=== Records to use ===
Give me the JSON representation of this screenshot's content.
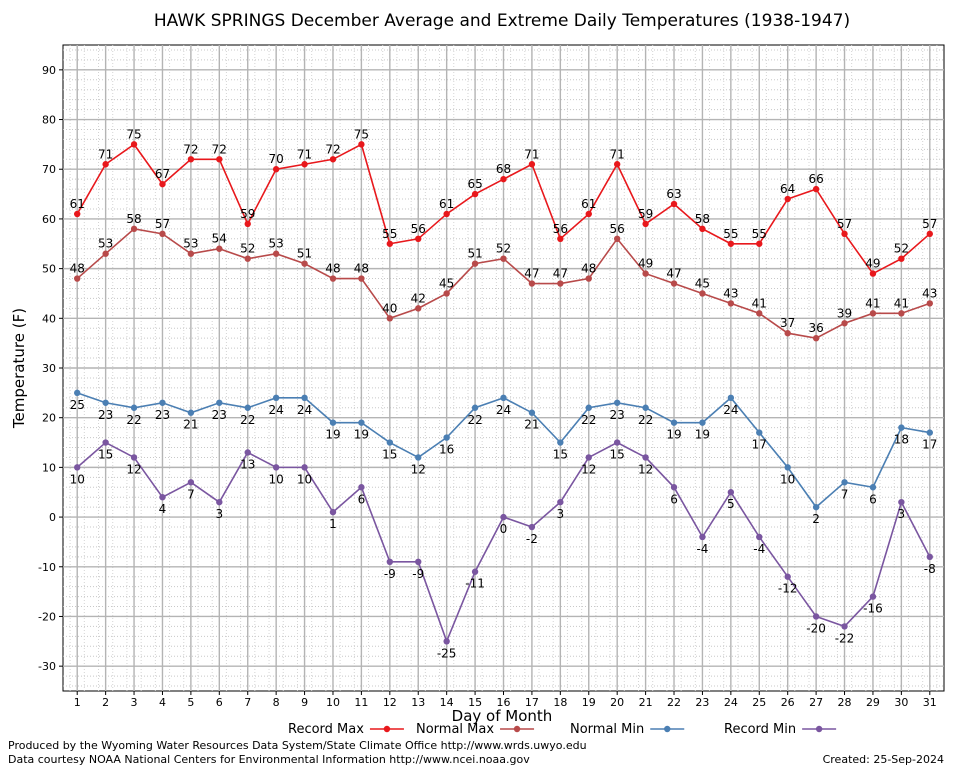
{
  "chart_data": {
    "type": "line",
    "title": "HAWK SPRINGS December Average and Extreme Daily Temperatures (1938-1947)",
    "xlabel": "Day of Month",
    "ylabel": "Temperature (F)",
    "ylim": [
      -35,
      95
    ],
    "yticks": [
      -30,
      -20,
      -10,
      0,
      10,
      20,
      30,
      40,
      50,
      60,
      70,
      80,
      90
    ],
    "xlim": [
      0.5,
      31.5
    ],
    "x": [
      1,
      2,
      3,
      4,
      5,
      6,
      7,
      8,
      9,
      10,
      11,
      12,
      13,
      14,
      15,
      16,
      17,
      18,
      19,
      20,
      21,
      22,
      23,
      24,
      25,
      26,
      27,
      28,
      29,
      30,
      31
    ],
    "grid": true,
    "legend_position": "bottom",
    "series": [
      {
        "name": "Record Max",
        "color": "#e8181c",
        "values": [
          61,
          71,
          75,
          67,
          72,
          72,
          59,
          70,
          71,
          72,
          75,
          55,
          56,
          61,
          65,
          68,
          71,
          56,
          61,
          71,
          59,
          63,
          58,
          55,
          55,
          64,
          66,
          57,
          49,
          52,
          57
        ]
      },
      {
        "name": "Normal Max",
        "color": "#b84a4a",
        "values": [
          48,
          53,
          58,
          57,
          53,
          54,
          52,
          53,
          51,
          48,
          48,
          40,
          42,
          45,
          51,
          52,
          47,
          47,
          48,
          56,
          49,
          47,
          45,
          43,
          41,
          37,
          36,
          39,
          41,
          41,
          43
        ]
      },
      {
        "name": "Normal Min",
        "color": "#4b7fb3",
        "values": [
          25,
          23,
          22,
          23,
          21,
          23,
          22,
          24,
          24,
          19,
          19,
          15,
          12,
          16,
          22,
          24,
          21,
          15,
          22,
          23,
          22,
          19,
          19,
          24,
          17,
          10,
          2,
          7,
          6,
          18,
          17
        ]
      },
      {
        "name": "Record Min",
        "color": "#7a56a0",
        "values": [
          10,
          15,
          12,
          4,
          7,
          3,
          13,
          10,
          10,
          1,
          6,
          -9,
          -9,
          -25,
          -11,
          0,
          -2,
          3,
          12,
          15,
          12,
          6,
          -4,
          5,
          -4,
          -12,
          -20,
          -22,
          -16,
          3,
          -8
        ]
      }
    ]
  },
  "footer": {
    "produced_by": "Produced by the Wyoming Water Resources Data System/State Climate Office http://www.wrds.uwyo.edu",
    "data_courtesy": "Data courtesy NOAA National Centers for Environmental Information http://www.ncei.noaa.gov",
    "created": "Created:  25-Sep-2024"
  }
}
===
** Work to do **
Print out the lines exactly, skipping any picture.

** Full solution **
Give me the JSON representation of this screenshot's content.
{
  "chart_data": {
    "type": "line",
    "title": "HAWK SPRINGS December Average and Extreme Daily Temperatures (1938-1947)",
    "xlabel": "Day of Month",
    "ylabel": "Temperature (F)",
    "ylim": [
      -35,
      95
    ],
    "yticks": [
      -30,
      -20,
      -10,
      0,
      10,
      20,
      30,
      40,
      50,
      60,
      70,
      80,
      90
    ],
    "xlim": [
      0.5,
      31.5
    ],
    "x": [
      1,
      2,
      3,
      4,
      5,
      6,
      7,
      8,
      9,
      10,
      11,
      12,
      13,
      14,
      15,
      16,
      17,
      18,
      19,
      20,
      21,
      22,
      23,
      24,
      25,
      26,
      27,
      28,
      29,
      30,
      31
    ],
    "grid": true,
    "legend_position": "bottom",
    "series": [
      {
        "name": "Record Max",
        "color": "#e8181c",
        "values": [
          61,
          71,
          75,
          67,
          72,
          72,
          59,
          70,
          71,
          72,
          75,
          55,
          56,
          61,
          65,
          68,
          71,
          56,
          61,
          71,
          59,
          63,
          58,
          55,
          55,
          64,
          66,
          57,
          49,
          52,
          57
        ]
      },
      {
        "name": "Normal Max",
        "color": "#b84a4a",
        "values": [
          48,
          53,
          58,
          57,
          53,
          54,
          52,
          53,
          51,
          48,
          48,
          40,
          42,
          45,
          51,
          52,
          47,
          47,
          48,
          56,
          49,
          47,
          45,
          43,
          41,
          37,
          36,
          39,
          41,
          41,
          43
        ]
      },
      {
        "name": "Normal Min",
        "color": "#4b7fb3",
        "values": [
          25,
          23,
          22,
          23,
          21,
          23,
          22,
          24,
          24,
          19,
          19,
          15,
          12,
          16,
          22,
          24,
          21,
          15,
          22,
          23,
          22,
          19,
          19,
          24,
          17,
          10,
          2,
          7,
          6,
          18,
          17
        ]
      },
      {
        "name": "Record Min",
        "color": "#7a56a0",
        "values": [
          10,
          15,
          12,
          4,
          7,
          3,
          13,
          10,
          10,
          1,
          6,
          -9,
          -9,
          -25,
          -11,
          0,
          -2,
          3,
          12,
          15,
          12,
          6,
          -4,
          5,
          -4,
          -12,
          -20,
          -22,
          -16,
          3,
          -8
        ]
      }
    ]
  },
  "footer": {
    "produced_by": "Produced by the Wyoming Water Resources Data System/State Climate Office http://www.wrds.uwyo.edu",
    "data_courtesy": "Data courtesy NOAA National Centers for Environmental Information http://www.ncei.noaa.gov",
    "created": "Created:  25-Sep-2024"
  }
}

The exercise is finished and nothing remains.